## Article
The driving side of me wants the price to stay around $2.00. That seems to be a fair price. The other side of me wants the price to go up to $8.00. That side of me wants to see the change that will be good for the environment and our independence both foreign and domestic oil. This side also wants to see others who haven’t prepared like I have suffer. I have a simple life. I live close to work. I have a scooter and can even bicycle to work. I want others who are living extravagant lives living outside the city in mansions on their acres of land to suffer. People driving constantly all day on stupid pointless tasks. It’s all such a waste and it has to stop. Even just for my entertainment. I want to see others who have friends and family suffer. If I can’t have them then no one should. How did I get here? This entry was supposed to be about gas.

>A trip to the past.

>I was watching “Life on Mars” last night. It’s a show about a cop who is hit by a car and wakes up back in 1972. In this particular episode he remembered that his father took him to a baseball game that year so he went to the stadium and saw himself as a little kid walking with his father. I got chills when I saw this scene. My father died in 1977 when I was nine. I would give anything to go back in time and see him and hear his voice. I asked my Mom if there were any recordings of him just so I could hear what he sounded like. Of course video cameras were not common in the 70s. I was hoping that maybe some relative might have had one. Alas. All I have are pictures and vague memories.

>There are white children?

>I was watching the national news today and they did a story about mutton busting. (Children riding sheep). The children were white and it was weird for me to see white children. Living in San Antonio means 90% mexican. Now I’m white and I shouldn’t have been shocked but when you see nothing but mexicans all the time your own race becomes strange and weird. I wish I had a sheep right now.

>Why I’m so fucked up.

>For as long as I can remember I have been lonely. As a child I never fit in with my friends. Even now I am alone in a crowd. For the last ten years or more I was in a deep depression. Being unable to find satisfaction in being around the people I knew I became frustrated then angry.

## Short problem
According to the blog, in what year did the writer's father die?

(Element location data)
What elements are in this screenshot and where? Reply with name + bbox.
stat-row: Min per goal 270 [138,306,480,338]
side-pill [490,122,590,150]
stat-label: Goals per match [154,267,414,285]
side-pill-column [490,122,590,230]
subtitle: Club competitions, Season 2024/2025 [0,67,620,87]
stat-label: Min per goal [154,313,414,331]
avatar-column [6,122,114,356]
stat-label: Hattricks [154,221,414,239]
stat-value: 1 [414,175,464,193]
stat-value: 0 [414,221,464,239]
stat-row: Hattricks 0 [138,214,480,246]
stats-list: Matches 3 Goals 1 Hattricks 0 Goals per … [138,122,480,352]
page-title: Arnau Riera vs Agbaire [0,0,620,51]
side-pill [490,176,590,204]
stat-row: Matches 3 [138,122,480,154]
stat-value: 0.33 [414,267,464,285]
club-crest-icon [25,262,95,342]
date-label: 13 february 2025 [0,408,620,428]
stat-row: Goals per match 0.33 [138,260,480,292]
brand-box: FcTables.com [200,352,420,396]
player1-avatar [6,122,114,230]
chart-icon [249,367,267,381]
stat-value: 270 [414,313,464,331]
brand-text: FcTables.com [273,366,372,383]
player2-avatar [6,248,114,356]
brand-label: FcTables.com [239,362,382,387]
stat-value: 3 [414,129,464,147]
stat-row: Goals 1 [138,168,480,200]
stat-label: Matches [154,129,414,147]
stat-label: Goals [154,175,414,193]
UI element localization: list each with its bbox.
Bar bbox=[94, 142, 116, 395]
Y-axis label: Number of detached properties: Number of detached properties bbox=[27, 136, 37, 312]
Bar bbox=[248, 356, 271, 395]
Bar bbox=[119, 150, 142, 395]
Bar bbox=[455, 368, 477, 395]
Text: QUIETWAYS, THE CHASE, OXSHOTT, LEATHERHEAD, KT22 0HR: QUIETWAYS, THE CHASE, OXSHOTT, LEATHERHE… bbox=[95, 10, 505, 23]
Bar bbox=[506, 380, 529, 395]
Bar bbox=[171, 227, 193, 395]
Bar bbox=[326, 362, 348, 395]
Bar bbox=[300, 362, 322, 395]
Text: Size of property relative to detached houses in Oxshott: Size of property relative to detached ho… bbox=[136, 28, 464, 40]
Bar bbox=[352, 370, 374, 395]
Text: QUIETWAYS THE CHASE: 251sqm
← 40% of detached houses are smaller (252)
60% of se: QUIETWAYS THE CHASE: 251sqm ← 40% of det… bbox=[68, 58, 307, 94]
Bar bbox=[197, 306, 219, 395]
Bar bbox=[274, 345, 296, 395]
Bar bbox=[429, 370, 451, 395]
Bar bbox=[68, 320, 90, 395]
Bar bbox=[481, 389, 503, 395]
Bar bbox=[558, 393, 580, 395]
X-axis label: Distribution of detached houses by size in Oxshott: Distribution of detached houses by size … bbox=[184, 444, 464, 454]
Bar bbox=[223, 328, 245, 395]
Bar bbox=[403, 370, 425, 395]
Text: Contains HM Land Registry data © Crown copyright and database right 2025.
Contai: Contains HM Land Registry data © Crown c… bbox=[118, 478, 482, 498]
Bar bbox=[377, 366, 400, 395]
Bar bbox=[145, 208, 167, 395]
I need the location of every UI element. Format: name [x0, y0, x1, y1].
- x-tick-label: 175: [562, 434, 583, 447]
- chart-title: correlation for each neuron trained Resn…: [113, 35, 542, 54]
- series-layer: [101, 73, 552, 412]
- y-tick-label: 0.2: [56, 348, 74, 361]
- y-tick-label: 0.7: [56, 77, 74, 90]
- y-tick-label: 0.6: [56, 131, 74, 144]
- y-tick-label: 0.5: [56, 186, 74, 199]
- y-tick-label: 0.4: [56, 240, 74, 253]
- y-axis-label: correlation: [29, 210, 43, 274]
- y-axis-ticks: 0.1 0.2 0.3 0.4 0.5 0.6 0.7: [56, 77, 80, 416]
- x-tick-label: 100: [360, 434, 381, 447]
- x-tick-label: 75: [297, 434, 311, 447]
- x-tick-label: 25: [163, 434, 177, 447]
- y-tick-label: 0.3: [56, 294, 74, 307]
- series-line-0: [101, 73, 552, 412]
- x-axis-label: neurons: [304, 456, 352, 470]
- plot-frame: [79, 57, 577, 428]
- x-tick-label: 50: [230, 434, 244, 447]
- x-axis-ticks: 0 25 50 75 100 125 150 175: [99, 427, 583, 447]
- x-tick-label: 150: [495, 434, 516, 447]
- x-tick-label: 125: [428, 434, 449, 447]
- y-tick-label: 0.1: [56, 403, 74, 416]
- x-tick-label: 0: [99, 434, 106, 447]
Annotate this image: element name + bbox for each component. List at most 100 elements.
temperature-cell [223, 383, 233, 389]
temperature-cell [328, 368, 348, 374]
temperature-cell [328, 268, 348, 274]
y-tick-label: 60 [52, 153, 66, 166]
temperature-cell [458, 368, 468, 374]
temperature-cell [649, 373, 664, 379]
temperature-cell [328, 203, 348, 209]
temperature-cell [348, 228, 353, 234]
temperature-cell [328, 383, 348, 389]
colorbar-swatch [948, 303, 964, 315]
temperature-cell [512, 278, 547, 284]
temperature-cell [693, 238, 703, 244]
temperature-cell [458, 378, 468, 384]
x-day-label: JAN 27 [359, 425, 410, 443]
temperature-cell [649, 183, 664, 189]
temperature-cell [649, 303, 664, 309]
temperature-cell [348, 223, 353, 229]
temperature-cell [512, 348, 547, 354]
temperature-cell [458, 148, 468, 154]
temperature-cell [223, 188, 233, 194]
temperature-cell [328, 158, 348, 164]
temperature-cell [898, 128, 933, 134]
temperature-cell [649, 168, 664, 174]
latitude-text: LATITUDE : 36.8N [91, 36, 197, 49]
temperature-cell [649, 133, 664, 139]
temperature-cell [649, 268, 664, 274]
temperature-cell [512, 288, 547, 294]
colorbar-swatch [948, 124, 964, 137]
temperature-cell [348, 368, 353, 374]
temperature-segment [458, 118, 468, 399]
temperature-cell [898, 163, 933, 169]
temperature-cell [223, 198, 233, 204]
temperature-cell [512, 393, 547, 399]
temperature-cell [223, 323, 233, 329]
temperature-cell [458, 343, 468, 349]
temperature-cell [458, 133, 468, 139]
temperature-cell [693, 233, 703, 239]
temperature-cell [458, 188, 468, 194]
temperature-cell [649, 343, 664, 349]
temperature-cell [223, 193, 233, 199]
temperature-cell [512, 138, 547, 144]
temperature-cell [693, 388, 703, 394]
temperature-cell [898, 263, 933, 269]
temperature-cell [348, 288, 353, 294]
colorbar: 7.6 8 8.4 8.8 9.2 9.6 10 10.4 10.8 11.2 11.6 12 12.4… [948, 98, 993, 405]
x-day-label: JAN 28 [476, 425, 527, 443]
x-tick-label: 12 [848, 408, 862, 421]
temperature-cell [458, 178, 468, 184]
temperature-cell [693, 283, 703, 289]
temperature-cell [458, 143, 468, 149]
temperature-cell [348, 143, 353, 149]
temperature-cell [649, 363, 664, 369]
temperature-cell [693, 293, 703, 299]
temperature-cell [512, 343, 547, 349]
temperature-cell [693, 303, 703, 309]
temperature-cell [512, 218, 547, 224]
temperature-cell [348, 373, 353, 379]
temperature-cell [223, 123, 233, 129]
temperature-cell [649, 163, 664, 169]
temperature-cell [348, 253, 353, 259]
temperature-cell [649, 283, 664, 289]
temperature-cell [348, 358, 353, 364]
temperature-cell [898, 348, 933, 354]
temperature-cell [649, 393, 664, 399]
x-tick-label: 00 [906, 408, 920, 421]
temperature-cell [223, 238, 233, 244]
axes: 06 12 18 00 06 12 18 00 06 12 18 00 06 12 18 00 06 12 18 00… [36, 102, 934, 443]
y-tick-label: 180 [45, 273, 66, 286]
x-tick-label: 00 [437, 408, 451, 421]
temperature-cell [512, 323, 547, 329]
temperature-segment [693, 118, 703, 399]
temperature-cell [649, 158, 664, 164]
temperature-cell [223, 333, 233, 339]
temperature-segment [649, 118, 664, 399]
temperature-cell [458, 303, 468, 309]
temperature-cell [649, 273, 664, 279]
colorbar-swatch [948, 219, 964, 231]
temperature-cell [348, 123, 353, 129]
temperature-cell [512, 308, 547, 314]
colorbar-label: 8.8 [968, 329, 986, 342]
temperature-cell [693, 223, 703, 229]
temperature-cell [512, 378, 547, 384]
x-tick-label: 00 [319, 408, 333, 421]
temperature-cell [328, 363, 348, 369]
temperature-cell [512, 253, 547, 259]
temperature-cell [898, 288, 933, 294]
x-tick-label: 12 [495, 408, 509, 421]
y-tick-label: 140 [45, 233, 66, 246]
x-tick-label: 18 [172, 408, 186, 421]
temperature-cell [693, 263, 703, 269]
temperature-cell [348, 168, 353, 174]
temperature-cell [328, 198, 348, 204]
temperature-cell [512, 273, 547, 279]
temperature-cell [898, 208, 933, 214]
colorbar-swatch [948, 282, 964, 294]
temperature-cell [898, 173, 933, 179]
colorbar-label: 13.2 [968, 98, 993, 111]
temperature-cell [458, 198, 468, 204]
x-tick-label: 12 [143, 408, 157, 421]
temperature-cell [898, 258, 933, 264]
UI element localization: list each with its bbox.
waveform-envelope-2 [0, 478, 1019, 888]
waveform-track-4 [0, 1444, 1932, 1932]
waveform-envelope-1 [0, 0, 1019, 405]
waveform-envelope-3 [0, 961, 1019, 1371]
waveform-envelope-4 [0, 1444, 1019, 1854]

## Problem solution
1977, when the writer was nine.